** RECORDS FOR THIS TASK **
□ □ □ □ □

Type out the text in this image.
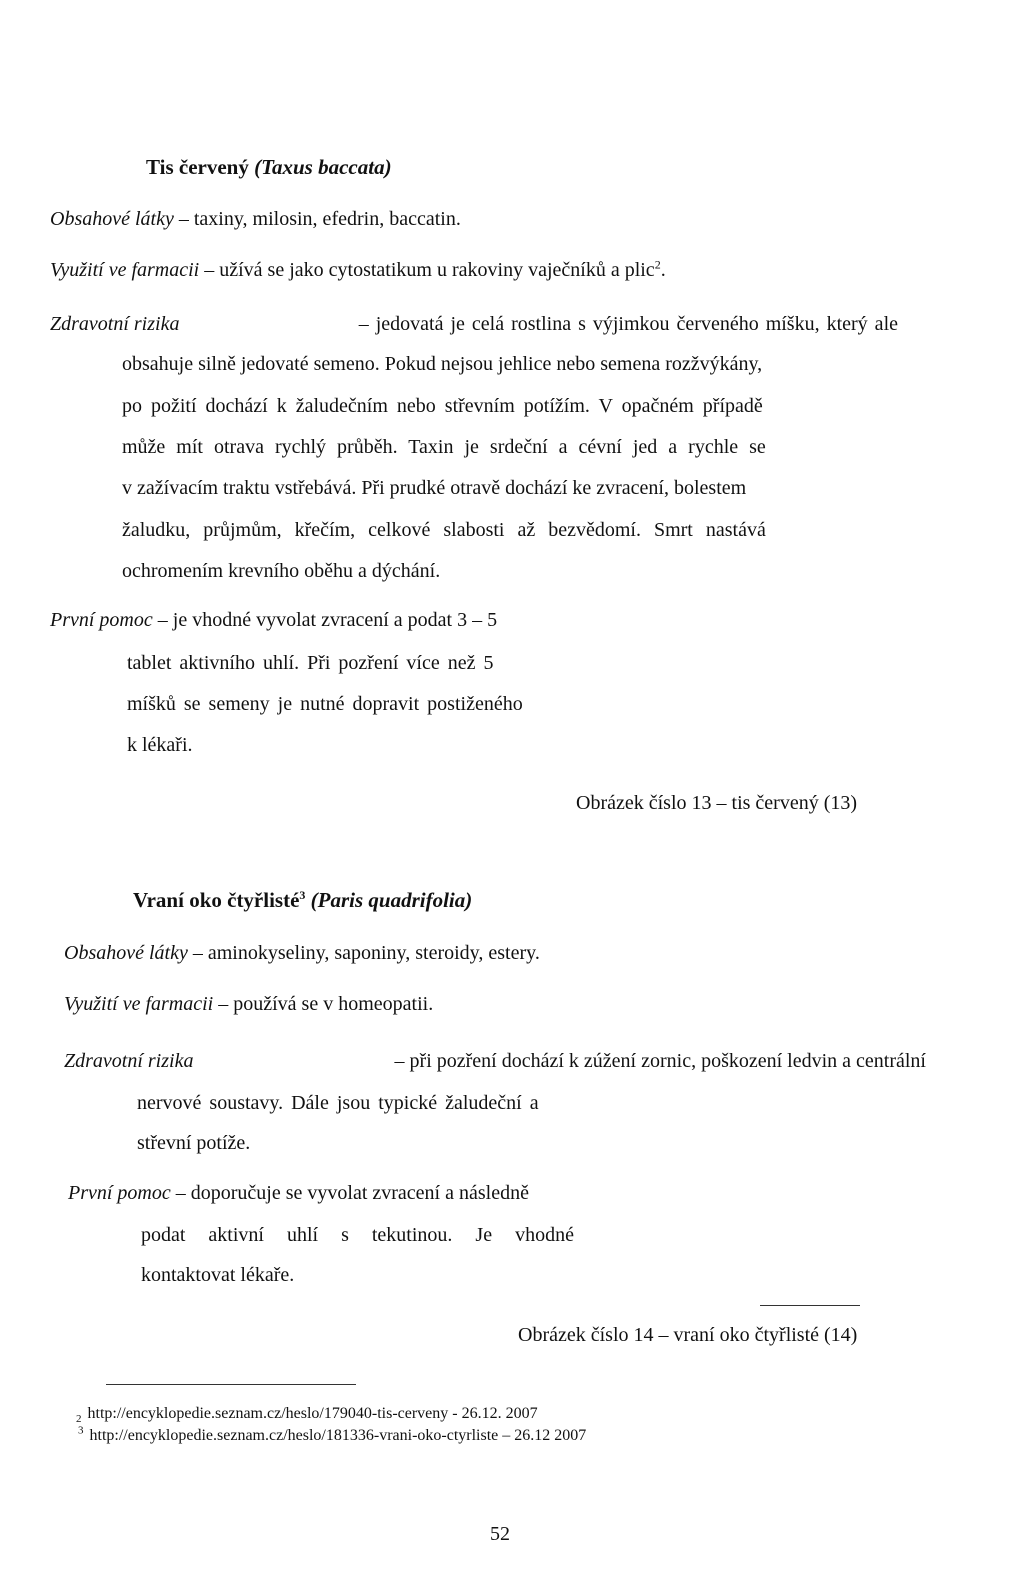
Tis červený (Taxus baccata)
Obsahové látky – taxiny, milosin, efedrin, baccatin.
Využití ve farmacii – užívá se jako cytostatikum u rakoviny vaječníků a plic$^2$.
Zdravotní rizika	– jedovatá je celá rostlina s výjimkou červeného míšku, který ale
obsahuje silně jedovaté semeno. Pokud nejsou jehlice nebo semena rozžvýkány,
po požití dochází k žaludečním nebo střevním potížím. V opačném případě
může mít otrava rychlý průběh. Taxin je srdeční a cévní jed a rychle se
v zažívacím traktu vstřebává. Při prudké otravě dochází ke zvracení, bolestem
žaludku, průjmům, křečím, celkové slabosti až bezvědomí. Smrt nastává
ochromením krevního oběhu a dýchání.
První pomoc – je vhodné vyvolat zvracení a podat 3 – 5
tablet aktivního uhlí. Při pozření více než 5
míšků se semeny je nutné dopravit postiženého
k lékaři.
Obrázek číslo 13 – tis červený (13)
Vraní oko čtyřlisté$^3$ (Paris quadrifolia)
Obsahové látky – aminokyseliny, saponiny, steroidy, estery.
Využití ve farmacii – používá se v homeopatii.
Zdravotní rizika	– při pozření dochází k zúžení zornic, poškození ledvin a centrální
nervové soustavy. Dále jsou typické žaludeční a
střevní potíže.
První pomoc – doporučuje se vyvolat zvracení a následně
podat aktivní uhlí s tekutinou. Je vhodné
kontaktovat lékaře.
Obrázek číslo 14 – vraní oko čtyřlisté (14)
$_2$ http://encyklopedie.seznam.cz/heslo/179040-tis-cerveny - 26.12. 2007
$^3$ http://encyklopedie.seznam.cz/heslo/181336-vrani-oko-ctyrliste – 26.12 2007
52
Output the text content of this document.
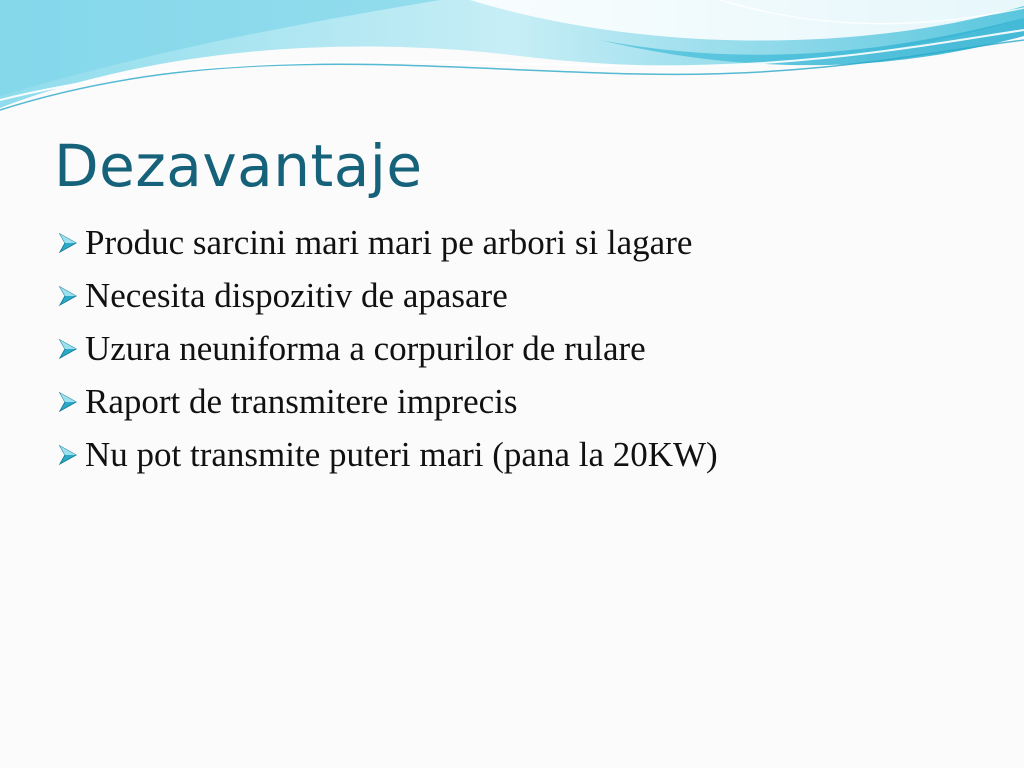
Dezavantaje
Produc sarcini mari mari pe arbori si lagare
Necesita dispozitiv de apasare
Uzura neuniforma a corpurilor de rulare
Raport de transmitere imprecis
Nu pot transmite puteri mari (pana la 20KW)
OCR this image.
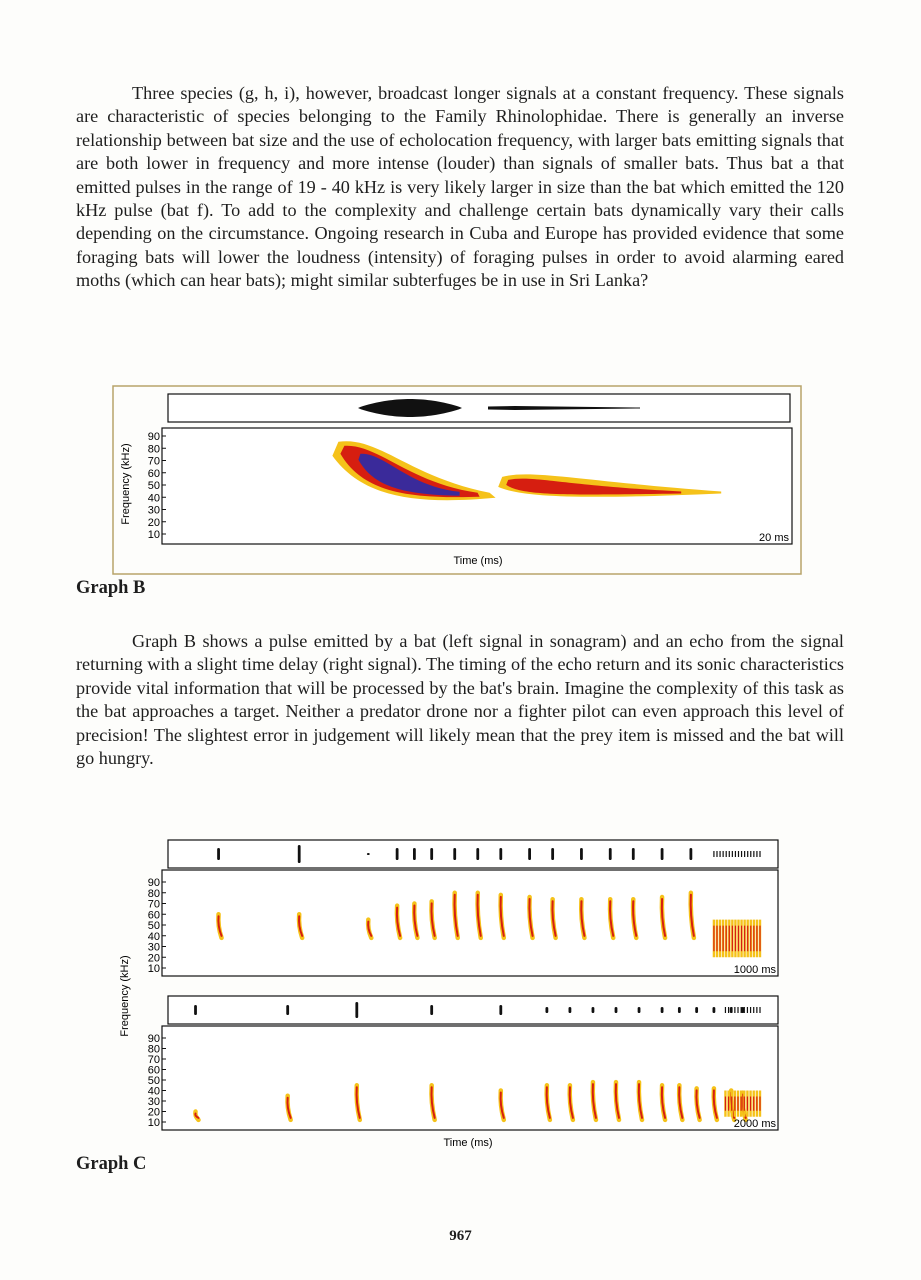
Three species (g, h, i), however, broadcast longer signals at a constant frequency. These signals are characteristic of species belonging to the Family Rhinolophidae. There is generally an inverse relationship between bat size and the use of echolocation frequency, with larger bats emitting signals that are both lower in frequency and more intense (louder) than signals of smaller bats. Thus bat a that emitted pulses in the range of 19 - 40 kHz is very likely larger in size than the bat which emitted the 120 kHz pulse (bat f). To add to the complexity and challenge certain bats dynamically vary their calls depending on the circumstance. Ongoing research in Cuba and Europe has provided evidence that some foraging bats will lower the loudness (intensity) of foraging pulses in order to avoid alarming eared moths (which can hear bats); might similar subterfuges be in use in Sri Lanka?

90
80
70
60
50
40
30
20
10
Frequency (kHz)
Time (ms)
20 ms

Graph B

Graph B shows a pulse emitted by a bat (left signal in sonagram) and an echo from the signal returning with a slight time delay (right signal). The timing of the echo return and its sonic characteristics provide vital information that will be processed by the bat's brain. Imagine the complexity of this task as the bat approaches a target. Neither a predator drone nor a fighter pilot can even approach this level of precision! The slightest error in judgement will likely mean that the prey item is missed and the bat will go hungry.

90
80
70
60
50
40
30
20
10	1000 ms
90
80
70
60
50
40
30
20
10	2000 ms
Frequency (kHz)
Time (ms)

Graph C

967
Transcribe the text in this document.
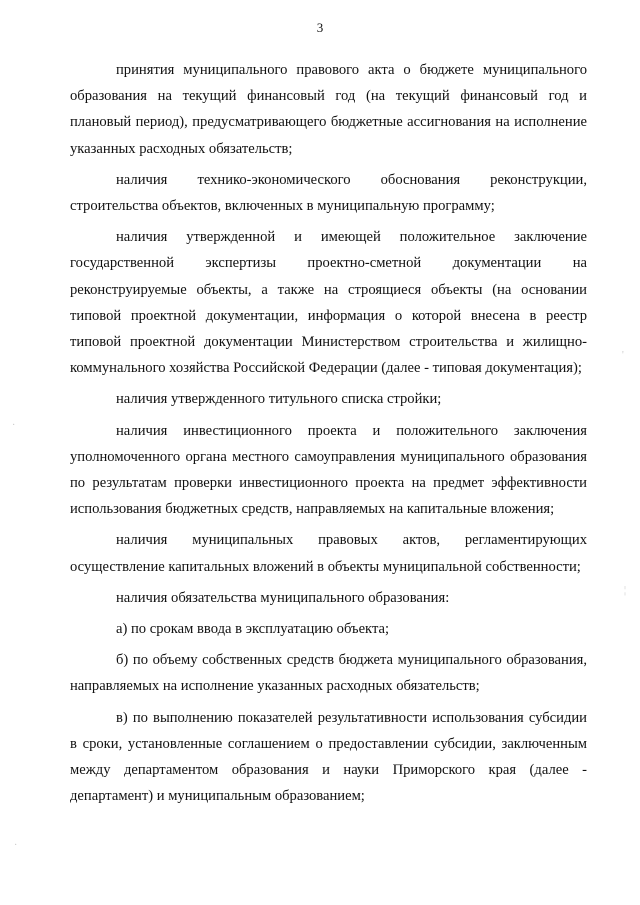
3

принятия муниципального правового акта о бюджете муниципального образования на текущий финансовый год (на текущий финансовый год и плановый период), предусматривающего бюджетные ассигнования на исполнение указанных расходных обязательств;

наличия технико-экономического обоснования реконструкции, строительства объектов, включенных в муниципальную программу;

наличия утвержденной и имеющей положительное заключение государственной экспертизы проектно-сметной документации на реконструируемые объекты, а также на строящиеся объекты (на основании типовой проектной документации, информация о которой внесена в реестр типовой проектной документации Министерством строительства и жилищно-коммунального хозяйства Российской Федерации (далее - типовая документация);

наличия утвержденного титульного списка стройки;

наличия инвестиционного проекта и положительного заключения уполномоченного органа местного самоуправления муниципального образования по результатам проверки инвестиционного проекта на предмет эффективности использования бюджетных средств, направляемых на капитальные вложения;

наличия муниципальных правовых актов, регламентирующих осуществление капитальных вложений в объекты муниципальной собственности;

наличия обязательства муниципального образования:

а) по срокам ввода в эксплуатацию объекта;

б) по объему собственных средств бюджета муниципального образования, направляемых на исполнение указанных расходных обязательств;

в) по выполнению показателей результативности использования субсидии в сроки, установленные соглашением о предоставлении субсидии, заключенным между департаментом образования и науки Приморского края (далее - департамент) и муниципальным образованием;

'
¦
·
·
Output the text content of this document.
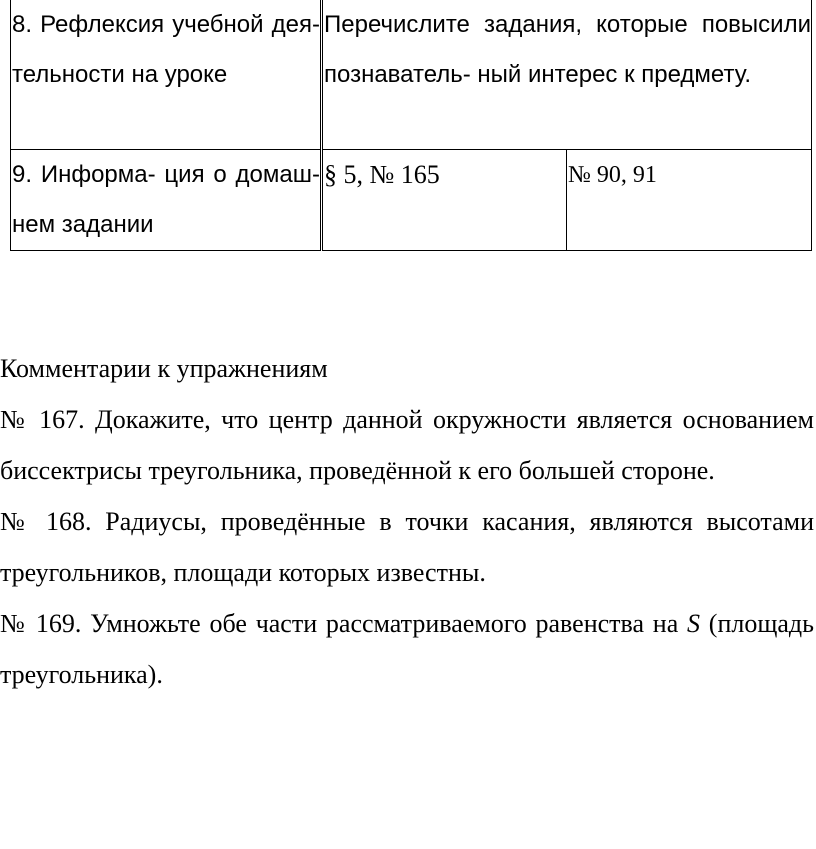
8. Рефлексия учебной дея- тельности на уроке	Перечислите задания, которые повысили познаватель- ный интерес к предмету.	
9. Информа- ция о домаш- нем задании	§ 5, № 165	№ 90, 91

Комментарии к упражнениям

№ 167. Докажите, что центр данной окружности является основанием биссектрисы треугольника, проведённой к его большей стороне.

№ 168. Радиусы, проведённые в точки касания, являются высотами треугольников, площади которых известны.

№ 169. Умножьте обе части рассматриваемого равенства на S (площадь треугольника).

□ □ □ □ □

** TASK GOAL **
Repeat the records in full, exactly as they appear, without the pictures.

** RESPONSE TO THIS TASK **
Type out the text in this image.
Tis červený (Taxus baccata)
Obsahové látky – taxiny, milosin, efedrin, baccatin.
Využití ve farmacii – užívá se jako cytostatikum u rakoviny vaječníků a plic$^2$.
Zdravotní rizika	– jedovatá je celá rostlina s výjimkou červeného míšku, který ale
obsahuje silně jedovaté semeno. Pokud nejsou jehlice nebo semena rozžvýkány,
po požití dochází k žaludečním nebo střevním potížím. V opačném případě
může mít otrava rychlý průběh. Taxin je srdeční a cévní jed a rychle se
v zažívacím traktu vstřebává. Při prudké otravě dochází ke zvracení, bolestem
žaludku, průjmům, křečím, celkové slabosti až bezvědomí. Smrt nastává
ochromením krevního oběhu a dýchání.
První pomoc – je vhodné vyvolat zvracení a podat 3 – 5
tablet aktivního uhlí. Při pozření více než 5
míšků se semeny je nutné dopravit postiženého
k lékaři.
Obrázek číslo 13 – tis červený (13)
Vraní oko čtyřlisté$^3$ (Paris quadrifolia)
Obsahové látky – aminokyseliny, saponiny, steroidy, estery.
Využití ve farmacii – používá se v homeopatii.
Zdravotní rizika	– při pozření dochází k zúžení zornic, poškození ledvin a centrální
nervové soustavy. Dále jsou typické žaludeční a
střevní potíže.
První pomoc – doporučuje se vyvolat zvracení a následně
podat aktivní uhlí s tekutinou. Je vhodné
kontaktovat lékaře.
Obrázek číslo 14 – vraní oko čtyřlisté (14)
$_2$ http://encyklopedie.seznam.cz/heslo/179040-tis-cerveny - 26.12. 2007
$^3$ http://encyklopedie.seznam.cz/heslo/181336-vrani-oko-ctyrliste – 26.12 2007
52
Output the text content of this document.
Dezavantaje
Produc sarcini mari mari pe arbori si lagare
Necesita dispozitiv de apasare
Uzura neuniforma a corpurilor de rulare
Raport de transmitere imprecis
Nu pot transmite puteri mari (pana la 20KW)
OCR this image.
Three species (g, h, i), however, broadcast longer signals at a constant frequency. These signals are characteristic of species belonging to the Family Rhinolophidae. There is generally an inverse relationship between bat size and the use of echolocation frequency, with larger bats emitting signals that are both lower in frequency and more intense (louder) than signals of smaller bats. Thus bat a that emitted pulses in the range of 19 - 40 kHz is very likely larger in size than the bat which emitted the 120 kHz pulse (bat f). To add to the complexity and challenge certain bats dynamically vary their calls depending on the circumstance. Ongoing research in Cuba and Europe has provided evidence that some foraging bats will lower the loudness (intensity) of foraging pulses in order to avoid alarming eared moths (which can hear bats); might similar subterfuges be in use in Sri Lanka?

90
80
70
60
50
40
30
20
10
Frequency (kHz)
Time (ms)
20 ms

Graph B

Graph B shows a pulse emitted by a bat (left signal in sonagram) and an echo from the signal returning with a slight time delay (right signal). The timing of the echo return and its sonic characteristics provide vital information that will be processed by the bat's brain. Imagine the complexity of this task as the bat approaches a target. Neither a predator drone nor a fighter pilot can even approach this level of precision! The slightest error in judgement will likely mean that the prey item is missed and the bat will go hungry.

90
80
70
60
50
40
30
20
10	1000 ms
90
80
70
60
50
40
30
20
10	2000 ms
Frequency (kHz)
Time (ms)

Graph C

967
Transcribe the text in this document.
3

принятия муниципального правового акта о бюджете муниципального образования на текущий финансовый год (на текущий финансовый год и плановый период), предусматривающего бюджетные ассигнования на исполнение указанных расходных обязательств;

наличия технико-экономического обоснования реконструкции, строительства объектов, включенных в муниципальную программу;

наличия утвержденной и имеющей положительное заключение государственной экспертизы проектно-сметной документации на реконструируемые объекты, а также на строящиеся объекты (на основании типовой проектной документации, информация о которой внесена в реестр типовой проектной документации Министерством строительства и жилищно-коммунального хозяйства Российской Федерации (далее - типовая документация);

наличия утвержденного титульного списка стройки;

наличия инвестиционного проекта и положительного заключения уполномоченного органа местного самоуправления муниципального образования по результатам проверки инвестиционного проекта на предмет эффективности использования бюджетных средств, направляемых на капитальные вложения;

наличия муниципальных правовых актов, регламентирующих осуществление капитальных вложений в объекты муниципальной собственности;

наличия обязательства муниципального образования:

а) по срокам ввода в эксплуатацию объекта;

б) по объему собственных средств бюджета муниципального образования, направляемых на исполнение указанных расходных обязательств;

в) по выполнению показателей результативности использования субсидии в сроки, установленные соглашением о предоставлении субсидии, заключенным между департаментом образования и науки Приморского края (далее - департамент) и муниципальным образованием;

'
¦
·
·
Output the text content of this document.
8. Рефлексия учебной дея- тельности на уроке	Перечислите задания, которые повысили познаватель- ный интерес к предмету.	
9. Информа- ция о домаш- нем задании	§ 5, № 165	№ 90, 91

Комментарии к упражнениям

№ 167. Докажите, что центр данной окружности является основанием биссектрисы треугольника, проведённой к его большей стороне.

№ 168. Радиусы, проведённые в точки касания, являются высотами треугольников, площади которых известны.

№ 169. Умножьте обе части рассматриваемого равенства на S (площадь треугольника).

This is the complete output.